### Exercise details
Only the lines from the one containing "Type out the text in this image." through the end of the data below should be copied, each exactly as written and with both ends kept.

################

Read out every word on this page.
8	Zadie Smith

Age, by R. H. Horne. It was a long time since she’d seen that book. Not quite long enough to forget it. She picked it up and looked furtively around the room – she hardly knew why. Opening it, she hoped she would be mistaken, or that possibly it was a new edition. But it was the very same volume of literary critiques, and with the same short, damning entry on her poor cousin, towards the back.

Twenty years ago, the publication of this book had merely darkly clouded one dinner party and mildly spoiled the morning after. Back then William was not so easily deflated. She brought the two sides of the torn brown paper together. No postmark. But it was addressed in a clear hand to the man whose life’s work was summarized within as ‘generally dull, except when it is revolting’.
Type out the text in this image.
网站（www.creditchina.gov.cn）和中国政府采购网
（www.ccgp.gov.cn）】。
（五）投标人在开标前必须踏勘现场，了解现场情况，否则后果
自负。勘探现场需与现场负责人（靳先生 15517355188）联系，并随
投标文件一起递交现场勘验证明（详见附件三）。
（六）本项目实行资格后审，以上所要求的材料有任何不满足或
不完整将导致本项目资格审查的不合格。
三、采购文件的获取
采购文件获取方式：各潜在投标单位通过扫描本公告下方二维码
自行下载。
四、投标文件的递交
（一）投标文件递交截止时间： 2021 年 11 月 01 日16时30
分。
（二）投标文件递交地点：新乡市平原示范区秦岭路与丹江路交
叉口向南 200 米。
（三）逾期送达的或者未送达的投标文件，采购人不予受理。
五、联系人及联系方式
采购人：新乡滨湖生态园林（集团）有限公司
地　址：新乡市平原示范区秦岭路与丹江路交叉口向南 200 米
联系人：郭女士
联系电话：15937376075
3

################

### Full response
Type out the text in this image.
网站（www.creditchina.gov.cn）和中国政府采购网
（www.ccgp.gov.cn）】。
（五）投标人在开标前必须踏勘现场，了解现场情况，否则后果
自负。勘探现场需与现场负责人（靳先生 15517355188）联系，并随
投标文件一起递交现场勘验证明（详见附件三）。
（六）本项目实行资格后审，以上所要求的材料有任何不满足或
不完整将导致本项目资格审查的不合格。
三、采购文件的获取
采购文件获取方式：各潜在投标单位通过扫描本公告下方二维码
自行下载。
四、投标文件的递交
（一）投标文件递交截止时间： 2021 年 11 月 01 日16时30
分。
（二）投标文件递交地点：新乡市平原示范区秦岭路与丹江路交
叉口向南 200 米。
（三）逾期送达的或者未送达的投标文件，采购人不予受理。
五、联系人及联系方式
采购人：新乡滨湖生态园林（集团）有限公司
地　址：新乡市平原示范区秦岭路与丹江路交叉口向南 200 米
联系人：郭女士
联系电话：15937376075
3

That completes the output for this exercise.